* Begin Dataset content *

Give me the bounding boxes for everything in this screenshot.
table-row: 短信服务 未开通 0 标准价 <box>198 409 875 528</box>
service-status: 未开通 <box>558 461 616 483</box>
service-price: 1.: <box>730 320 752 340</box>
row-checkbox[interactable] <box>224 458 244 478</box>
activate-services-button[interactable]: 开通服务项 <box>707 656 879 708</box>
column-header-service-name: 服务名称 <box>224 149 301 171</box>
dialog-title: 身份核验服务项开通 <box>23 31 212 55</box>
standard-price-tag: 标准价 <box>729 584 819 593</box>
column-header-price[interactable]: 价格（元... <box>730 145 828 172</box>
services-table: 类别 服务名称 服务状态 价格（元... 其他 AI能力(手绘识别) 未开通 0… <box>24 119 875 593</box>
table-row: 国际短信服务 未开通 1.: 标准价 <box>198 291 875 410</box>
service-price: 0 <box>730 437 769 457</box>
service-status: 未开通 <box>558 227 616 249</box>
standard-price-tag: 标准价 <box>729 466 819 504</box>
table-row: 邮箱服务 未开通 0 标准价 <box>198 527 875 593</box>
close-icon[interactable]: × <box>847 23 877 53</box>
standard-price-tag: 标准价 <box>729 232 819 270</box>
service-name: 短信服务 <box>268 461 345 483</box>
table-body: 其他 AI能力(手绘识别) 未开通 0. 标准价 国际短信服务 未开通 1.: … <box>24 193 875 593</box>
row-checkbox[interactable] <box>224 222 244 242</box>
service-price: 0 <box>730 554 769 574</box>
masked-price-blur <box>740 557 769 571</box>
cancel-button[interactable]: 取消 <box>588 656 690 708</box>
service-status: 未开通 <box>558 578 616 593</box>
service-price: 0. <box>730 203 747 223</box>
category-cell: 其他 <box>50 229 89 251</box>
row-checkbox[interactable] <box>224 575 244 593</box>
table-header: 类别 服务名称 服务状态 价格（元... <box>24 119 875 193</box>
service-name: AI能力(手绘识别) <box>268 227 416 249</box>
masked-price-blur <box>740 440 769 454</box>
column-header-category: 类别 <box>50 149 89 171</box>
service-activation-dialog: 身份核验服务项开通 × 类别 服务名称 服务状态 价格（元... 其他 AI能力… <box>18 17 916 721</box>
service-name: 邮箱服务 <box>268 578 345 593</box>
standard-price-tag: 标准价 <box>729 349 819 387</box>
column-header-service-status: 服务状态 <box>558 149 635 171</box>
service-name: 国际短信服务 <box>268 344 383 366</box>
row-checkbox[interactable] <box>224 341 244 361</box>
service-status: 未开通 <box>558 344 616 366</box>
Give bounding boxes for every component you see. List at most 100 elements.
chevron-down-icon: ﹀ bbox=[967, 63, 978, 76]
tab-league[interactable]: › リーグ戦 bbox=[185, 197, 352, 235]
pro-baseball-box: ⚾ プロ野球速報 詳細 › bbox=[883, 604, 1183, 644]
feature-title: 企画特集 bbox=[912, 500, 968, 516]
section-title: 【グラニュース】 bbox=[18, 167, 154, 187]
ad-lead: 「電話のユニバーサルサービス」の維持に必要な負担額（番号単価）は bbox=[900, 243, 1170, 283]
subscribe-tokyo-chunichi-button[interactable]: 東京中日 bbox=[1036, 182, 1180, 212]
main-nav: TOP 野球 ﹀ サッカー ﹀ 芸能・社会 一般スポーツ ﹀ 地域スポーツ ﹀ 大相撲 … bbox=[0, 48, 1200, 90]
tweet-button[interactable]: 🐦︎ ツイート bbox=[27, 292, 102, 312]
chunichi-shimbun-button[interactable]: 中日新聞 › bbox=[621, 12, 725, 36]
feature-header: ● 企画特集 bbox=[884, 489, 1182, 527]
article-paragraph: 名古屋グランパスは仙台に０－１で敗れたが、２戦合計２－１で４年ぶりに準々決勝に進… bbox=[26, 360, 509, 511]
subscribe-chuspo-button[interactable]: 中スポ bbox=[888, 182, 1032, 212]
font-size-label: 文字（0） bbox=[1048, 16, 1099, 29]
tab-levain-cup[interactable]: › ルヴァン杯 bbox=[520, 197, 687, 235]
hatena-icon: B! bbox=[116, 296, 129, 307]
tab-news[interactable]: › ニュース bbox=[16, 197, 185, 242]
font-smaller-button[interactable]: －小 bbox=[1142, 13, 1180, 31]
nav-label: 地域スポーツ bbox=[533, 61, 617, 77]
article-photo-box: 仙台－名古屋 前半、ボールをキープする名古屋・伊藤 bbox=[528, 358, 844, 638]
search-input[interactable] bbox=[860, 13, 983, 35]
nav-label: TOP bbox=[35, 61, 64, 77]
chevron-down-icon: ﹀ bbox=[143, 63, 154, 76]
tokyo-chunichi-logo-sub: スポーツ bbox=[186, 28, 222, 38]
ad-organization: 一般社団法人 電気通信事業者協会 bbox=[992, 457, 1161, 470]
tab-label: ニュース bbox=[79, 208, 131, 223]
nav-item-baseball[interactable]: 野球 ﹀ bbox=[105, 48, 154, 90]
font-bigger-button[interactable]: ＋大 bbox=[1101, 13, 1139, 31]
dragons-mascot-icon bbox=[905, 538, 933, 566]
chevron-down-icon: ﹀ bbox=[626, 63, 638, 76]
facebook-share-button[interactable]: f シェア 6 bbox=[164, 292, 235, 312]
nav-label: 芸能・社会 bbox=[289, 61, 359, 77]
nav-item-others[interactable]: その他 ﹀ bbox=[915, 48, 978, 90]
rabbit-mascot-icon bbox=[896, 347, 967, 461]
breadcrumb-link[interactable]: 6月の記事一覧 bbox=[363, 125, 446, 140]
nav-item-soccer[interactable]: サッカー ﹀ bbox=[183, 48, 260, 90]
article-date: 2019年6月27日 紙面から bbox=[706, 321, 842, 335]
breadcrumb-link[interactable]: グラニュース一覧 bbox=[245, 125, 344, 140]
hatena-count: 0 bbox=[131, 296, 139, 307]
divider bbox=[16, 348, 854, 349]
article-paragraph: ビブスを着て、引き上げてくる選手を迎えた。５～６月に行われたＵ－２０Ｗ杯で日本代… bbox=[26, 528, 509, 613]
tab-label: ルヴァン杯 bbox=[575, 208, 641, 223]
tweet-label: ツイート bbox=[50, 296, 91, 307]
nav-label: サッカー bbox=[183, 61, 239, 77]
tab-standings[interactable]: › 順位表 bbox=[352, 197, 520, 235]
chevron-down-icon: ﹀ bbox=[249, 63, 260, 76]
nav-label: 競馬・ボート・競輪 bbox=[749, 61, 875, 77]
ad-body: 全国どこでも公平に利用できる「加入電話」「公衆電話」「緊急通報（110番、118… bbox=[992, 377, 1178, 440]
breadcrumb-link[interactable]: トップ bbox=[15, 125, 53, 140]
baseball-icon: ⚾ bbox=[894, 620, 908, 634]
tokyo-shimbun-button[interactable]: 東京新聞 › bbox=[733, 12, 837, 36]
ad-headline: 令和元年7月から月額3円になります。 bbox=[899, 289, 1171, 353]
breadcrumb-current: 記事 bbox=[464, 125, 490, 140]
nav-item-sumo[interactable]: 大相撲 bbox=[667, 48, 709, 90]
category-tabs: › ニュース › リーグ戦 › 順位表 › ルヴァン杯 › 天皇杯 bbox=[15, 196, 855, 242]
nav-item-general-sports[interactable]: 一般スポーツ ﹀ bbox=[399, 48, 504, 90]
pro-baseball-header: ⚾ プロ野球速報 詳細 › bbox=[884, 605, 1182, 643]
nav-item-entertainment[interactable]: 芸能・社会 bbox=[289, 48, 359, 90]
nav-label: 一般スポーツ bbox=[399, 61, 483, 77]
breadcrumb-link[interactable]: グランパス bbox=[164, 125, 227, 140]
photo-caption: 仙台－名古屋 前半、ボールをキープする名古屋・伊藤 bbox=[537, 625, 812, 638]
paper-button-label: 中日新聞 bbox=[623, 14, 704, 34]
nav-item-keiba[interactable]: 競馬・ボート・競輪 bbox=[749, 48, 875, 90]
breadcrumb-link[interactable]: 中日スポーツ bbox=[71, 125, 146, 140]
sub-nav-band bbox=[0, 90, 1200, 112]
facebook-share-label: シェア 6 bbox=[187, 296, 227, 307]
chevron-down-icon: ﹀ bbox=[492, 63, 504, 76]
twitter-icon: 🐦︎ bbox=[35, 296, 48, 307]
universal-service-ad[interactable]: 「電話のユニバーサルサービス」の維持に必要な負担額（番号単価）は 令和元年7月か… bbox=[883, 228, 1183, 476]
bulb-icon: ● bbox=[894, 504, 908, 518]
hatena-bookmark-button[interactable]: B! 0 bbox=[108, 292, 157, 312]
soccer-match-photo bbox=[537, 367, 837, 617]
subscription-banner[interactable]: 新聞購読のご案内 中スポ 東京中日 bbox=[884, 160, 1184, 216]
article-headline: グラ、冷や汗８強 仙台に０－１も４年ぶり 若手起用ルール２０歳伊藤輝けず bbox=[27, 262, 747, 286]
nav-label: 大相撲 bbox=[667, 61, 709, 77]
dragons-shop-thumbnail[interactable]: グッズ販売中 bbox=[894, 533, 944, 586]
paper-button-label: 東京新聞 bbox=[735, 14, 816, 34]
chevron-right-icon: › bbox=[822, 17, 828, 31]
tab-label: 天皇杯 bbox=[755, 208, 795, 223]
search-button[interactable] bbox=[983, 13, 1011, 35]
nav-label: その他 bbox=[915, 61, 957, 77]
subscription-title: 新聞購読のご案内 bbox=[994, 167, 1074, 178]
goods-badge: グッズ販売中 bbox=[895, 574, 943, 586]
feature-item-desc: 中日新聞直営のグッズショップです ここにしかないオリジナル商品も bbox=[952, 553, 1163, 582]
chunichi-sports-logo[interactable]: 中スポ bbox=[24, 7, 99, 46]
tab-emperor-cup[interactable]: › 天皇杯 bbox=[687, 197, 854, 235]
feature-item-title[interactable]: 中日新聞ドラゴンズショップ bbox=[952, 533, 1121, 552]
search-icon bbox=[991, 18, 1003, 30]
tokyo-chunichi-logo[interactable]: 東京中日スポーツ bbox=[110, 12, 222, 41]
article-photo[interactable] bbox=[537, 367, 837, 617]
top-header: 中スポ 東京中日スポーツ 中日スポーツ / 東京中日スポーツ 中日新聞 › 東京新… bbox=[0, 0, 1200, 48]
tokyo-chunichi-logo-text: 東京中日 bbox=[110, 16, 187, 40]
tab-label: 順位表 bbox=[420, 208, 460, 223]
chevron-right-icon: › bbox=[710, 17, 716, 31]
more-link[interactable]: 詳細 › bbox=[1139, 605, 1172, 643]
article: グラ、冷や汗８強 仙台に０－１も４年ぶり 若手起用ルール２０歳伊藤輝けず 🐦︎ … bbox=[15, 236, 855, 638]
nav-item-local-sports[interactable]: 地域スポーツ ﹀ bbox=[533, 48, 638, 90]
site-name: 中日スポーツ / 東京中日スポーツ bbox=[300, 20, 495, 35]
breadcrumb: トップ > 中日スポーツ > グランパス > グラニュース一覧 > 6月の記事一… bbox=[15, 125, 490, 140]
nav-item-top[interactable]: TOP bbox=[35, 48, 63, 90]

* End Dataset content *

**What this task involves**
Can you convert the entries above, from the very first line through the line containing "activate-services-button[interactable]: 开通服务项 <box>707" (both included), into a JSON list of strings, one string per line, leaving out any blank lines?

**Answer below**
[
  "Give me the bounding boxes for everything in this screenshot.",
  "table-row: 短信服务 未开通 0 标准价 <box>198 409 875 528</box>",
  "service-status: 未开通 <box>558 461 616 483</box>",
  "service-price: 1.: <box>730 320 752 340</box>",
  "row-checkbox[interactable] <box>224 458 244 478</box>",
  "activate-services-button[interactable]: 开通服务项 <box>707 656 879 708</box>"
]